§ GIVEN INSTRUCTION
Below is some material; set it all down exactly, apart from the pictures.

[Figure content listings]
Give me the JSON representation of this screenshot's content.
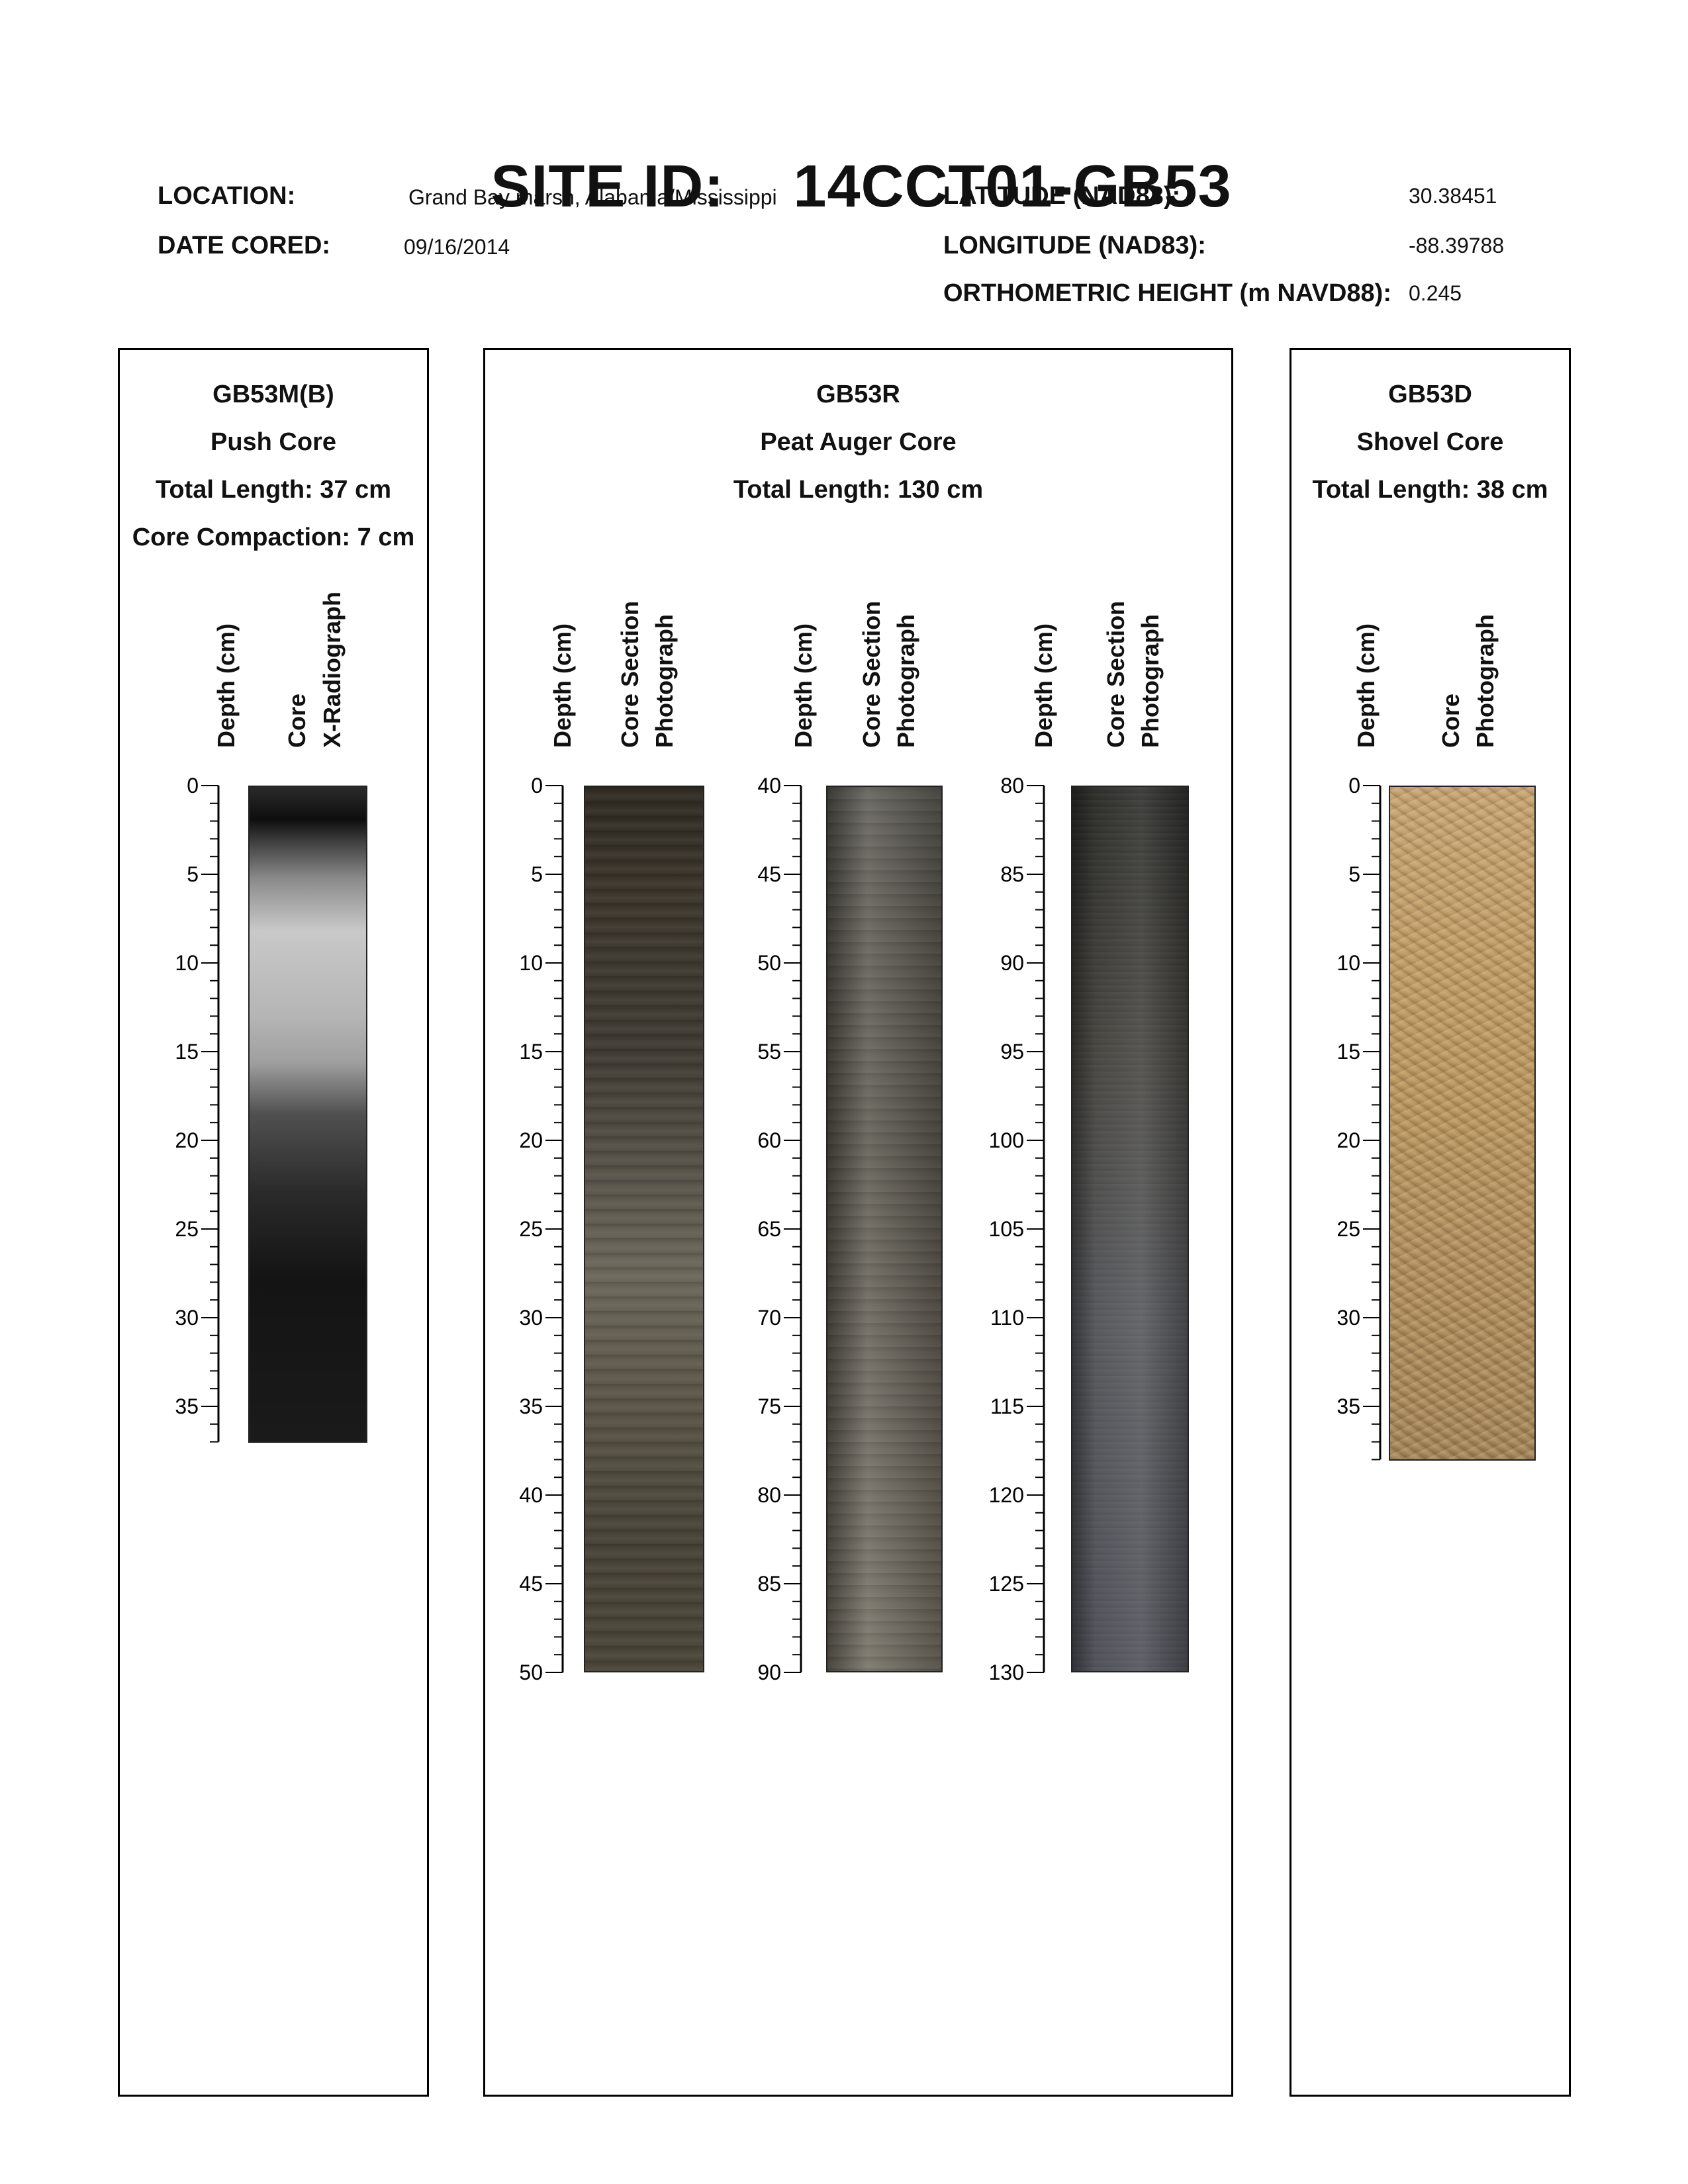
{
  "header": {
    "site_label": "SITE ID:",
    "site_id": "14CCT01-GB53",
    "location_label": "LOCATION:",
    "location_value": "Grand Bay marsh, Alabama/Mississippi",
    "date_label": "DATE CORED:",
    "date_value": "09/16/2014",
    "latitude_label": "LATITUDE (NAD83):",
    "latitude_value": "30.38451",
    "longitude_label": "LONGITUDE (NAD83):",
    "longitude_value": "-88.39788",
    "height_label": "ORTHOMETRIC HEIGHT (m NAVD88):",
    "height_value": "0.245"
  },
  "panels": {
    "push": {
      "id": "GB53M(B)",
      "type": "Push Core",
      "length": "Total Length: 37 cm",
      "compaction": "Core Compaction: 7 cm",
      "depth_label": "Depth (cm)",
      "image_label_line1": "Core",
      "image_label_line2": "X-Radiograph",
      "scale": {
        "start": 0,
        "end": 37,
        "labels": [
          0,
          5,
          10,
          15,
          20,
          25,
          30,
          35
        ]
      }
    },
    "auger": {
      "id": "GB53R",
      "type": "Peat Auger Core",
      "length": "Total Length: 130 cm",
      "sections": [
        {
          "depth_label": "Depth (cm)",
          "image_label_line1": "Core Section",
          "image_label_line2": "Photograph",
          "scale": {
            "start": 0,
            "end": 50,
            "labels": [
              0,
              5,
              10,
              15,
              20,
              25,
              30,
              35,
              40,
              45,
              50
            ]
          }
        },
        {
          "depth_label": "Depth (cm)",
          "image_label_line1": "Core Section",
          "image_label_line2": "Photograph",
          "scale": {
            "start": 40,
            "end": 90,
            "labels": [
              40,
              45,
              50,
              55,
              60,
              65,
              70,
              75,
              80,
              85,
              90
            ]
          }
        },
        {
          "depth_label": "Depth (cm)",
          "image_label_line1": "Core Section",
          "image_label_line2": "Photograph",
          "scale": {
            "start": 80,
            "end": 130,
            "labels": [
              80,
              85,
              90,
              95,
              100,
              105,
              110,
              115,
              120,
              125,
              130
            ]
          }
        }
      ]
    },
    "shovel": {
      "id": "GB53D",
      "type": "Shovel Core",
      "length": "Total Length: 38 cm",
      "depth_label": "Depth (cm)",
      "image_label_line1": "Core",
      "image_label_line2": "Photograph",
      "scale": {
        "start": 0,
        "end": 38,
        "labels": [
          0,
          5,
          10,
          15,
          20,
          25,
          30,
          35
        ]
      }
    }
  },
  "colors": {
    "xray_dark": "#141414",
    "xray_light": "#c9c9c9",
    "auger_dark": "#3f3b33",
    "auger_mid": "#5a564c",
    "shovel_tan": "#c4a373"
  }
}
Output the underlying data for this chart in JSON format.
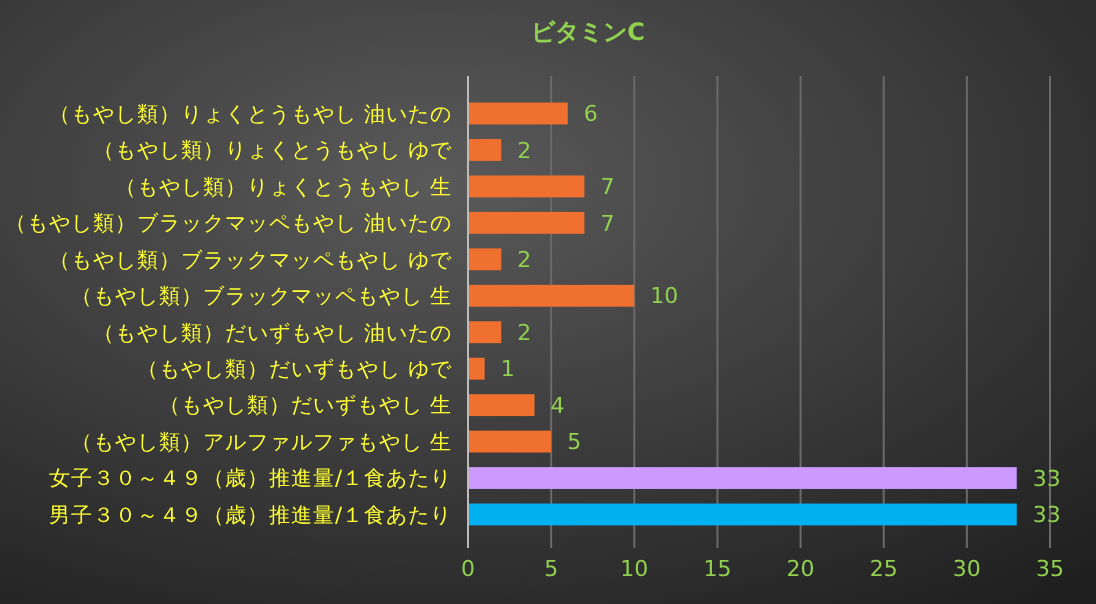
{
  "chart_data": {
    "type": "bar",
    "orientation": "horizontal",
    "title": "ビタミンC",
    "categories": [
      "（もやし類）りょくとうもやし 油いたの",
      "（もやし類）りょくとうもやし ゆで",
      "（もやし類）りょくとうもやし 生",
      "（もやし類）ブラックマッペもやし 油いたの",
      "（もやし類）ブラックマッペもやし ゆで",
      "（もやし類）ブラックマッペもやし 生",
      "（もやし類）だいずもやし 油いたの",
      "（もやし類）だいずもやし ゆで",
      "（もやし類）だいずもやし 生",
      "（もやし類）アルファルファもやし 生",
      "女子３０～４９（歳）推進量/１食あたり",
      "男子３０～４９（歳）推進量/１食あたり"
    ],
    "values": [
      6,
      2,
      7,
      7,
      2,
      10,
      2,
      1,
      4,
      5,
      33,
      33
    ],
    "colors": [
      "#f07030",
      "#f07030",
      "#f07030",
      "#f07030",
      "#f07030",
      "#f07030",
      "#f07030",
      "#f07030",
      "#f07030",
      "#f07030",
      "#cc99ff",
      "#00b0f0"
    ],
    "xlim": [
      0,
      35
    ],
    "xticks": [
      0,
      5,
      10,
      15,
      20,
      25,
      30,
      35
    ],
    "grid": "x",
    "data_labels": true
  }
}
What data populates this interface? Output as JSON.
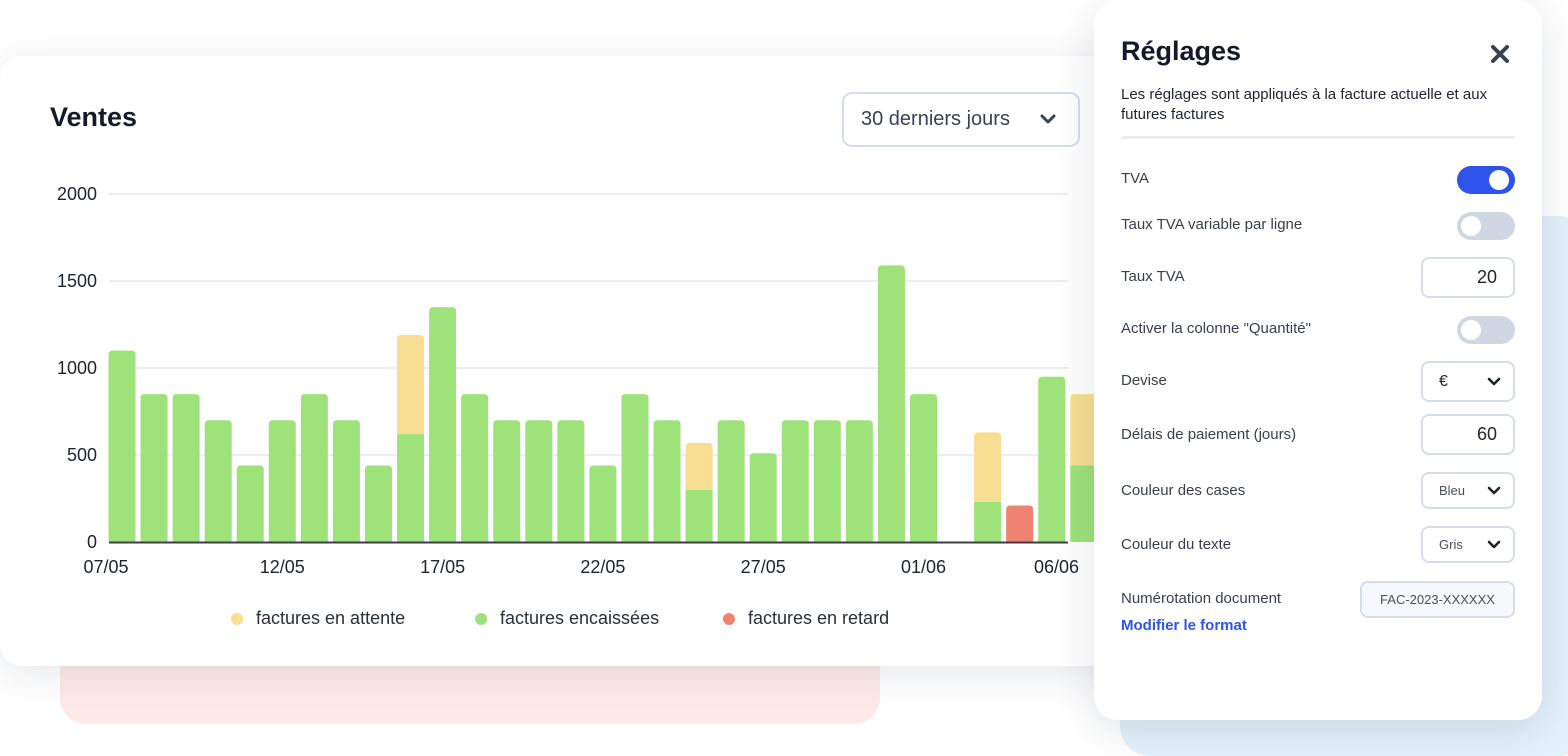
{
  "chart_data": {
    "type": "bar",
    "stacked": true,
    "title": "Ventes",
    "ylim": [
      0,
      2000
    ],
    "yticks": [
      0,
      500,
      1000,
      1500,
      2000
    ],
    "xtick_labels": [
      "07/05",
      "12/05",
      "17/05",
      "22/05",
      "27/05",
      "01/06",
      "06/06"
    ],
    "xtick_indices": [
      0,
      5,
      10,
      15,
      20,
      25,
      30
    ],
    "categories": [
      "07/05",
      "08/05",
      "09/05",
      "10/05",
      "11/05",
      "12/05",
      "13/05",
      "14/05",
      "15/05",
      "16/05",
      "17/05",
      "18/05",
      "19/05",
      "20/05",
      "21/05",
      "22/05",
      "23/05",
      "24/05",
      "25/05",
      "26/05",
      "27/05",
      "28/05",
      "29/05",
      "30/05",
      "31/05",
      "01/06",
      "02/06",
      "03/06",
      "04/06",
      "05/06",
      "06/06"
    ],
    "series": [
      {
        "name": "factures en retard",
        "color": "#ef8270",
        "values": [
          0,
          0,
          0,
          0,
          0,
          0,
          0,
          0,
          0,
          0,
          0,
          0,
          0,
          0,
          0,
          0,
          0,
          0,
          0,
          0,
          0,
          0,
          0,
          0,
          0,
          0,
          0,
          0,
          210,
          0,
          0
        ]
      },
      {
        "name": "factures encaissées",
        "color": "#9ee27a",
        "values": [
          1100,
          850,
          850,
          700,
          440,
          700,
          850,
          700,
          440,
          620,
          1350,
          850,
          700,
          700,
          700,
          440,
          850,
          700,
          300,
          700,
          510,
          700,
          700,
          700,
          1590,
          850,
          0,
          230,
          0,
          950,
          440
        ]
      },
      {
        "name": "factures en attente",
        "color": "#f7de92",
        "values": [
          0,
          0,
          0,
          0,
          0,
          0,
          0,
          0,
          0,
          570,
          0,
          0,
          0,
          0,
          0,
          0,
          0,
          0,
          270,
          0,
          0,
          0,
          0,
          0,
          0,
          0,
          0,
          400,
          0,
          0,
          410
        ]
      }
    ],
    "legend": [
      "factures en attente",
      "factures encaissées",
      "factures en retard"
    ]
  },
  "chart": {
    "range_label": "30 derniers jours"
  },
  "legend_labels": {
    "pending": "factures en attente",
    "paid": "factures encaissées",
    "late": "factures en retard"
  },
  "colors": {
    "accent": "#2f54eb",
    "pending": "#f7de92",
    "paid": "#9ee27a",
    "late": "#ef8270"
  },
  "settings": {
    "title": "Réglages",
    "description": "Les réglages sont appliqués à la facture actuelle et aux futures factures",
    "tva_label": "TVA",
    "tva_enabled": true,
    "variable_rate_label": "Taux TVA variable par ligne",
    "variable_rate_enabled": false,
    "rate_label": "Taux TVA",
    "rate_value": "20",
    "quantity_label": "Activer la colonne \"Quantité\"",
    "quantity_enabled": false,
    "currency_label": "Devise",
    "currency_value": "€",
    "payment_delay_label": "Délais de paiement (jours)",
    "payment_delay_value": "60",
    "box_color_label": "Couleur des cases",
    "box_color_value": "Bleu",
    "text_color_label": "Couleur du texte",
    "text_color_value": "Gris",
    "numbering_label": "Numérotation document",
    "numbering_value": "FAC-2023-XXXXXX",
    "modify_format_link": "Modifier le format"
  }
}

§ ANSWER TO THIS EXERCISE
Give me the JSON representation of this screenshot's content.
{
  "header": {
    "site_label": "SITE ID:",
    "site_id": "14CCT01-GB53",
    "location_label": "LOCATION:",
    "location_value": "Grand Bay marsh, Alabama/Mississippi",
    "date_label": "DATE CORED:",
    "date_value": "09/16/2014",
    "latitude_label": "LATITUDE (NAD83):",
    "latitude_value": "30.38451",
    "longitude_label": "LONGITUDE (NAD83):",
    "longitude_value": "-88.39788",
    "height_label": "ORTHOMETRIC HEIGHT (m NAVD88):",
    "height_value": "0.245"
  },
  "panels": {
    "push": {
      "id": "GB53M(B)",
      "type": "Push Core",
      "length": "Total Length: 37 cm",
      "compaction": "Core Compaction: 7 cm",
      "depth_label": "Depth (cm)",
      "image_label_line1": "Core",
      "image_label_line2": "X-Radiograph",
      "scale": {
        "start": 0,
        "end": 37,
        "labels": [
          0,
          5,
          10,
          15,
          20,
          25,
          30,
          35
        ]
      }
    },
    "auger": {
      "id": "GB53R",
      "type": "Peat Auger Core",
      "length": "Total Length: 130 cm",
      "sections": [
        {
          "depth_label": "Depth (cm)",
          "image_label_line1": "Core Section",
          "image_label_line2": "Photograph",
          "scale": {
            "start": 0,
            "end": 50,
            "labels": [
              0,
              5,
              10,
              15,
              20,
              25,
              30,
              35,
              40,
              45,
              50
            ]
          }
        },
        {
          "depth_label": "Depth (cm)",
          "image_label_line1": "Core Section",
          "image_label_line2": "Photograph",
          "scale": {
            "start": 40,
            "end": 90,
            "labels": [
              40,
              45,
              50,
              55,
              60,
              65,
              70,
              75,
              80,
              85,
              90
            ]
          }
        },
        {
          "depth_label": "Depth (cm)",
          "image_label_line1": "Core Section",
          "image_label_line2": "Photograph",
          "scale": {
            "start": 80,
            "end": 130,
            "labels": [
              80,
              85,
              90,
              95,
              100,
              105,
              110,
              115,
              120,
              125,
              130
            ]
          }
        }
      ]
    },
    "shovel": {
      "id": "GB53D",
      "type": "Shovel Core",
      "length": "Total Length: 38 cm",
      "depth_label": "Depth (cm)",
      "image_label_line1": "Core",
      "image_label_line2": "Photograph",
      "scale": {
        "start": 0,
        "end": 38,
        "labels": [
          0,
          5,
          10,
          15,
          20,
          25,
          30,
          35
        ]
      }
    }
  },
  "colors": {
    "xray_dark": "#141414",
    "xray_light": "#c9c9c9",
    "auger_dark": "#3f3b33",
    "auger_mid": "#5a564c",
    "shovel_tan": "#c4a373"
  }
}
Output the underlying data for this chart in JSON format.
{
  "chart_data": {
    "type": "bar",
    "orientation": "horizontal",
    "title": "ビタミンC",
    "categories": [
      "（もやし類）りょくとうもやし 油いたの",
      "（もやし類）りょくとうもやし ゆで",
      "（もやし類）りょくとうもやし 生",
      "（もやし類）ブラックマッペもやし 油いたの",
      "（もやし類）ブラックマッペもやし ゆで",
      "（もやし類）ブラックマッペもやし 生",
      "（もやし類）だいずもやし 油いたの",
      "（もやし類）だいずもやし ゆで",
      "（もやし類）だいずもやし 生",
      "（もやし類）アルファルファもやし 生",
      "女子３０～４９（歳）推進量/１食あたり",
      "男子３０～４９（歳）推進量/１食あたり"
    ],
    "values": [
      6,
      2,
      7,
      7,
      2,
      10,
      2,
      1,
      4,
      5,
      33,
      33
    ],
    "colors": [
      "#f07030",
      "#f07030",
      "#f07030",
      "#f07030",
      "#f07030",
      "#f07030",
      "#f07030",
      "#f07030",
      "#f07030",
      "#f07030",
      "#cc99ff",
      "#00b0f0"
    ],
    "xlim": [
      0,
      35
    ],
    "xticks": [
      0,
      5,
      10,
      15,
      20,
      25,
      30,
      35
    ],
    "grid": "x",
    "data_labels": true
  }
}
What data populates this interface? Output as JSON.
{
  "chart_data": {
    "type": "bar",
    "stacked": true,
    "title": "Ventes",
    "ylim": [
      0,
      2000
    ],
    "yticks": [
      0,
      500,
      1000,
      1500,
      2000
    ],
    "xtick_labels": [
      "07/05",
      "12/05",
      "17/05",
      "22/05",
      "27/05",
      "01/06",
      "06/06"
    ],
    "xtick_indices": [
      0,
      5,
      10,
      15,
      20,
      25,
      30
    ],
    "categories": [
      "07/05",
      "08/05",
      "09/05",
      "10/05",
      "11/05",
      "12/05",
      "13/05",
      "14/05",
      "15/05",
      "16/05",
      "17/05",
      "18/05",
      "19/05",
      "20/05",
      "21/05",
      "22/05",
      "23/05",
      "24/05",
      "25/05",
      "26/05",
      "27/05",
      "28/05",
      "29/05",
      "30/05",
      "31/05",
      "01/06",
      "02/06",
      "03/06",
      "04/06",
      "05/06",
      "06/06"
    ],
    "series": [
      {
        "name": "factures en retard",
        "color": "#ef8270",
        "values": [
          0,
          0,
          0,
          0,
          0,
          0,
          0,
          0,
          0,
          0,
          0,
          0,
          0,
          0,
          0,
          0,
          0,
          0,
          0,
          0,
          0,
          0,
          0,
          0,
          0,
          0,
          0,
          0,
          210,
          0,
          0
        ]
      },
      {
        "name": "factures encaissées",
        "color": "#9ee27a",
        "values": [
          1100,
          850,
          850,
          700,
          440,
          700,
          850,
          700,
          440,
          620,
          1350,
          850,
          700,
          700,
          700,
          440,
          850,
          700,
          300,
          700,
          510,
          700,
          700,
          700,
          1590,
          850,
          0,
          230,
          0,
          950,
          440
        ]
      },
      {
        "name": "factures en attente",
        "color": "#f7de92",
        "values": [
          0,
          0,
          0,
          0,
          0,
          0,
          0,
          0,
          0,
          570,
          0,
          0,
          0,
          0,
          0,
          0,
          0,
          0,
          270,
          0,
          0,
          0,
          0,
          0,
          0,
          0,
          0,
          400,
          0,
          0,
          410
        ]
      }
    ],
    "legend": [
      "factures en attente",
      "factures encaissées",
      "factures en retard"
    ]
  },
  "chart": {
    "range_label": "30 derniers jours"
  },
  "legend_labels": {
    "pending": "factures en attente",
    "paid": "factures encaissées",
    "late": "factures en retard"
  },
  "colors": {
    "accent": "#2f54eb",
    "pending": "#f7de92",
    "paid": "#9ee27a",
    "late": "#ef8270"
  },
  "settings": {
    "title": "Réglages",
    "description": "Les réglages sont appliqués à la facture actuelle et aux futures factures",
    "tva_label": "TVA",
    "tva_enabled": true,
    "variable_rate_label": "Taux TVA variable par ligne",
    "variable_rate_enabled": false,
    "rate_label": "Taux TVA",
    "rate_value": "20",
    "quantity_label": "Activer la colonne \"Quantité\"",
    "quantity_enabled": false,
    "currency_label": "Devise",
    "currency_value": "€",
    "payment_delay_label": "Délais de paiement (jours)",
    "payment_delay_value": "60",
    "box_color_label": "Couleur des cases",
    "box_color_value": "Bleu",
    "text_color_label": "Couleur du texte",
    "text_color_value": "Gris",
    "numbering_label": "Numérotation document",
    "numbering_value": "FAC-2023-XXXXXX",
    "modify_format_link": "Modifier le format"
  }
}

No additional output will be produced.